Short task: Copy out all of the data below with no alterations.

start

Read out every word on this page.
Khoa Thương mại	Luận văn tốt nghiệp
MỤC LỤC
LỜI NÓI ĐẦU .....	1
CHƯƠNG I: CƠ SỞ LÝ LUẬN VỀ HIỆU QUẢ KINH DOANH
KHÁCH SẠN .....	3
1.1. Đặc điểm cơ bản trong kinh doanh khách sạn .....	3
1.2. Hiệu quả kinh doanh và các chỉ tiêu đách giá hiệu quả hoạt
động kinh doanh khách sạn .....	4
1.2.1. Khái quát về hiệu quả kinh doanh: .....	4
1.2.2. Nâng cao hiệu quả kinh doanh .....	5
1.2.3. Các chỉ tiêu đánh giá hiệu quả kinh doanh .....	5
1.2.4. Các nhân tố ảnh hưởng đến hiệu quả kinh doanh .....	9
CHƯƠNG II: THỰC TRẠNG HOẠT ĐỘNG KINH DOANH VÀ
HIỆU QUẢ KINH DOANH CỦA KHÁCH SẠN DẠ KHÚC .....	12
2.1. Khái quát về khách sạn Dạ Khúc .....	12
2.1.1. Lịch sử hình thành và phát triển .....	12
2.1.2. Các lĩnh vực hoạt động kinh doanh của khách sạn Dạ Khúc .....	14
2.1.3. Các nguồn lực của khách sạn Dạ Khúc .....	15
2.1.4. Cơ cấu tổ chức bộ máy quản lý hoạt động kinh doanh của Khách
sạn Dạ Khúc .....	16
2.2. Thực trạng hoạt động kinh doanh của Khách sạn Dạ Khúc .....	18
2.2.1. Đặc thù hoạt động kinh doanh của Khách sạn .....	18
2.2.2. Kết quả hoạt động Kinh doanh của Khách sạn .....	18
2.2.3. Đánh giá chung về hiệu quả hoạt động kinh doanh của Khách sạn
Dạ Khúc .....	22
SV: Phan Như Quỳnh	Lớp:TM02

end

Answer for this exercise:
Read out every word on this page.
Khoa Thương mại	Luận văn tốt nghiệp
MỤC LỤC
LỜI NÓI ĐẦU .....	1
CHƯƠNG I: CƠ SỞ LÝ LUẬN VỀ HIỆU QUẢ KINH DOANH
KHÁCH SẠN .....	3
1.1. Đặc điểm cơ bản trong kinh doanh khách sạn .....	3
1.2. Hiệu quả kinh doanh và các chỉ tiêu đách giá hiệu quả hoạt
động kinh doanh khách sạn .....	4
1.2.1. Khái quát về hiệu quả kinh doanh: .....	4
1.2.2. Nâng cao hiệu quả kinh doanh .....	5
1.2.3. Các chỉ tiêu đánh giá hiệu quả kinh doanh .....	5
1.2.4. Các nhân tố ảnh hưởng đến hiệu quả kinh doanh .....	9
CHƯƠNG II: THỰC TRẠNG HOẠT ĐỘNG KINH DOANH VÀ
HIỆU QUẢ KINH DOANH CỦA KHÁCH SẠN DẠ KHÚC .....	12
2.1. Khái quát về khách sạn Dạ Khúc .....	12
2.1.1. Lịch sử hình thành và phát triển .....	12
2.1.2. Các lĩnh vực hoạt động kinh doanh của khách sạn Dạ Khúc .....	14
2.1.3. Các nguồn lực của khách sạn Dạ Khúc .....	15
2.1.4. Cơ cấu tổ chức bộ máy quản lý hoạt động kinh doanh của Khách
sạn Dạ Khúc .....	16
2.2. Thực trạng hoạt động kinh doanh của Khách sạn Dạ Khúc .....	18
2.2.1. Đặc thù hoạt động kinh doanh của Khách sạn .....	18
2.2.2. Kết quả hoạt động Kinh doanh của Khách sạn .....	18
2.2.3. Đánh giá chung về hiệu quả hoạt động kinh doanh của Khách sạn
Dạ Khúc .....	22
SV: Phan Như Quỳnh	Lớp:TM02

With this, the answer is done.